● EXCERPTED DATA
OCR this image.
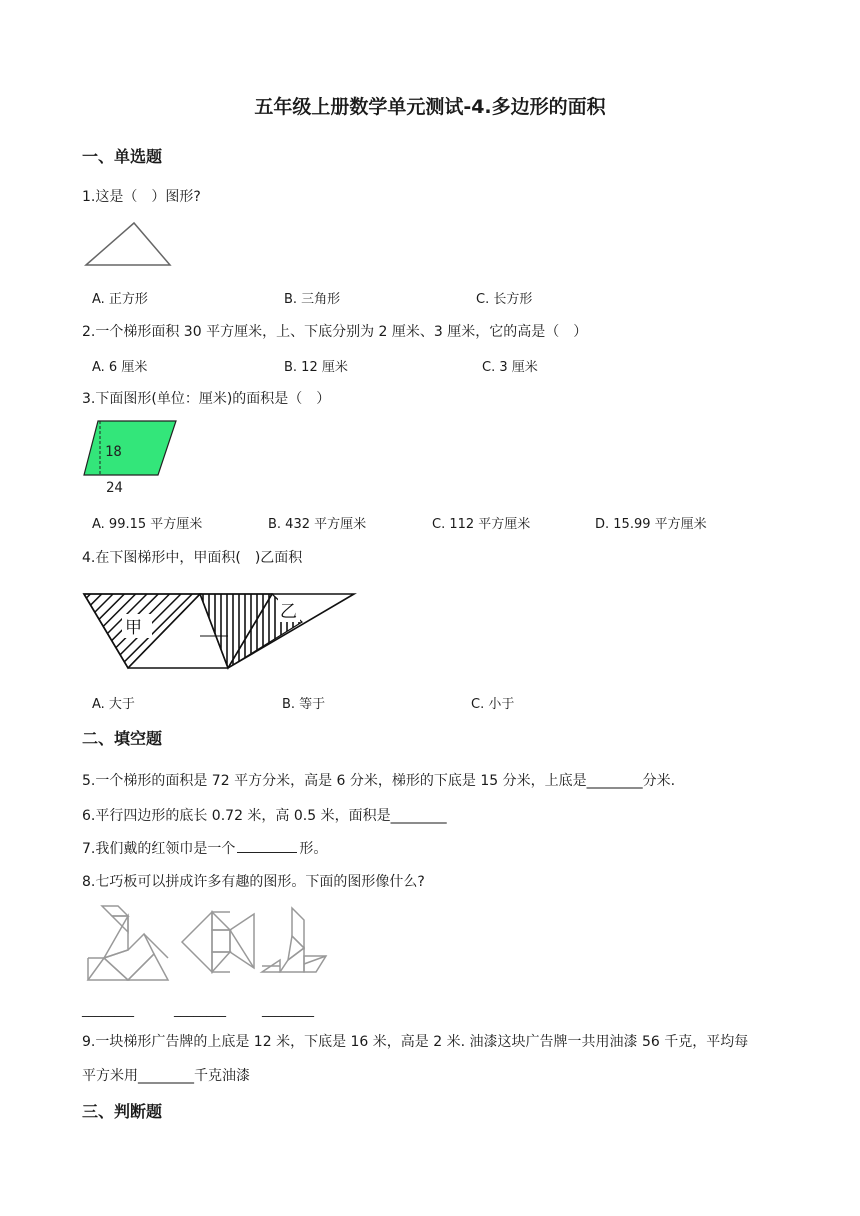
五年级上册数学单元测试-4.多边形的面积
一、单选题
1.这是（　）图形?
A. 正方形	B. 三角形	C. 长方形
2.一个梯形面积 30 平方厘米，上、下底分别为 2 厘米、3 厘米，它的高是（　）
A. 6 厘米	B. 12 厘米	C. 3 厘米
3.下面图形(单位：厘米)的面积是（　）
18
24
A. 99.15 平方厘米	B. 432 平方厘米	C. 112 平方厘米	D. 15.99 平方厘米
4.在下图梯形中，甲面积(　)乙面积
甲
乙
A. 大于	B. 等于	C. 小于
二、填空题
5.一个梯形的面积是 72 平方分米，高是 6 分米，梯形的下底是 15 分米，上底是________分米.
6.平行四边形的底长 0.72 米，高 0.5 米，面积是________
7.我们戴的红领巾是一个	形。
8.七巧板可以拼成许多有趣的图形。下面的图形像什么?
________	________	________
9.一块梯形广告牌的上底是 12 米，下底是 16 米，高是 2 米. 油漆这块广告牌一共用油漆 56 千克，平均每
平方米用________千克油漆
三、判断题
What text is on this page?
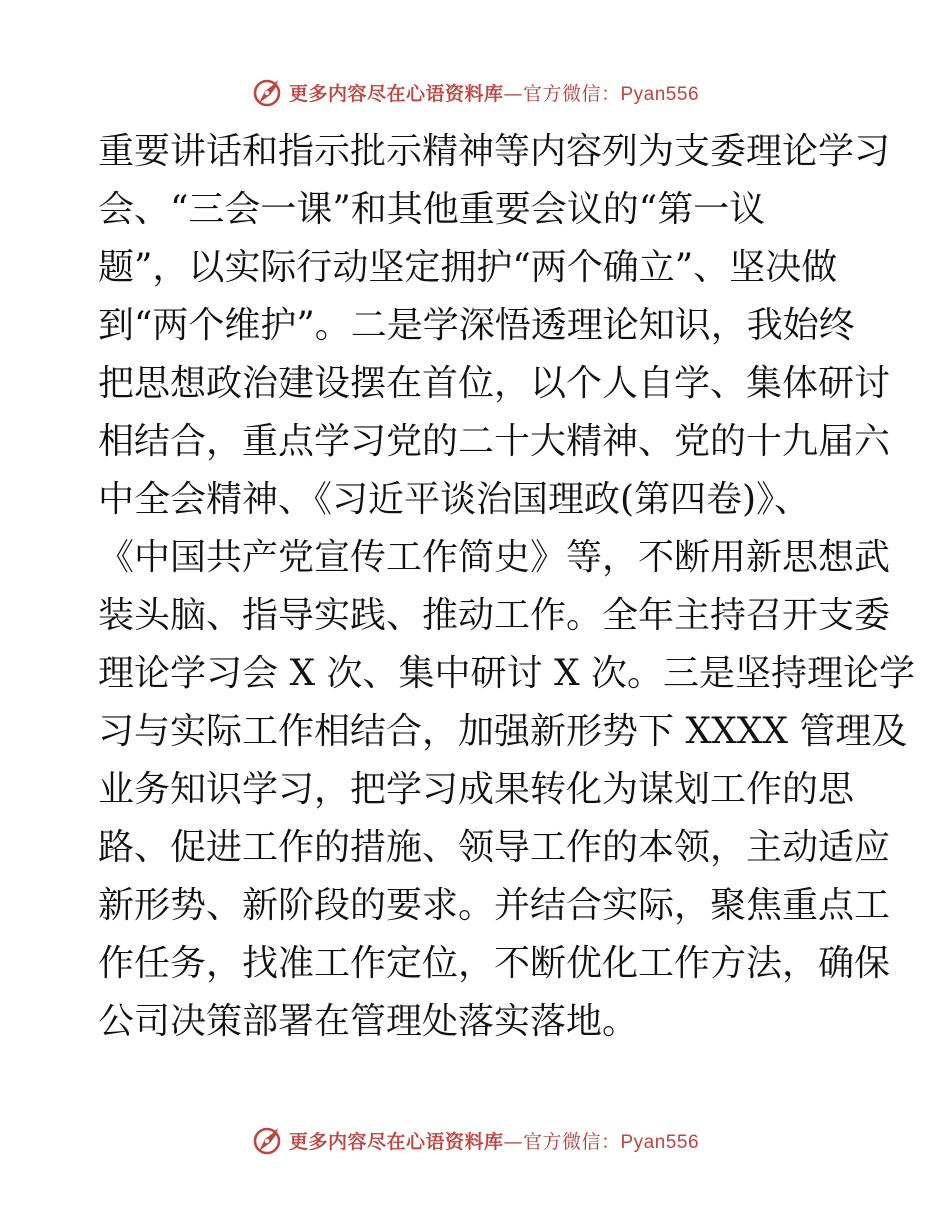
更多内容尽在心语资料库 — 官方微信： Pyan556
重要讲话和指示批示精神等内容列为支委理论学习
会、“三会一课”和其他重要会议的“第一议
题”，以实际行动坚定拥护“两个确立”、坚决做
到“两个维护”。二是学深悟透理论知识，我始终
把思想政治建设摆在首位，以个人自学、集体研讨
相结合，重点学习党的二十大精神、党的十九届六
中全会精神、《习近平谈治国理政(第四卷)》、
《中国共产党宣传工作简史》等，不断用新思想武
装头脑、指导实践、推动工作。全年主持召开支委
理论学习会 X 次、集中研讨 X 次。三是坚持理论学
习与实际工作相结合，加强新形势下 XXXX 管理及
业务知识学习，把学习成果转化为谋划工作的思
路、促进工作的措施、领导工作的本领，主动适应
新形势、新阶段的要求。并结合实际，聚焦重点工
作任务，找准工作定位，不断优化工作方法，确保
公司决策部署在管理处落实落地。
更多内容尽在心语资料库 — 官方微信： Pyan556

● TASK DESCRIPTION
Repeat the records above exactly, leaving out the pictures.

● WRITTEN SOLUTION
OCR this image.
五年级上册数学单元测试-4.多边形的面积
一、单选题
1.这是（　）图形?
A. 正方形	B. 三角形	C. 长方形
2.一个梯形面积 30 平方厘米，上、下底分别为 2 厘米、3 厘米，它的高是（　）
A. 6 厘米	B. 12 厘米	C. 3 厘米
3.下面图形(单位：厘米)的面积是（　）
18
24
A. 99.15 平方厘米	B. 432 平方厘米	C. 112 平方厘米	D. 15.99 平方厘米
4.在下图梯形中，甲面积(　)乙面积
甲
乙
A. 大于	B. 等于	C. 小于
二、填空题
5.一个梯形的面积是 72 平方分米，高是 6 分米，梯形的下底是 15 分米，上底是________分米.
6.平行四边形的底长 0.72 米，高 0.5 米，面积是________
7.我们戴的红领巾是一个	形。
8.七巧板可以拼成许多有趣的图形。下面的图形像什么?
________	________	________
9.一块梯形广告牌的上底是 12 米，下底是 16 米，高是 2 米. 油漆这块广告牌一共用油漆 56 千克，平均每
平方米用________千克油漆
三、判断题
What text is on this page?
更多内容尽在心语资料库 — 官方微信： Pyan556
重要讲话和指示批示精神等内容列为支委理论学习
会、“三会一课”和其他重要会议的“第一议
题”，以实际行动坚定拥护“两个确立”、坚决做
到“两个维护”。二是学深悟透理论知识，我始终
把思想政治建设摆在首位，以个人自学、集体研讨
相结合，重点学习党的二十大精神、党的十九届六
中全会精神、《习近平谈治国理政(第四卷)》、
《中国共产党宣传工作简史》等，不断用新思想武
装头脑、指导实践、推动工作。全年主持召开支委
理论学习会 X 次、集中研讨 X 次。三是坚持理论学
习与实际工作相结合，加强新形势下 XXXX 管理及
业务知识学习，把学习成果转化为谋划工作的思
路、促进工作的措施、领导工作的本领，主动适应
新形势、新阶段的要求。并结合实际，聚焦重点工
作任务，找准工作定位，不断优化工作方法，确保
公司决策部署在管理处落实落地。
更多内容尽在心语资料库 — 官方微信： Pyan556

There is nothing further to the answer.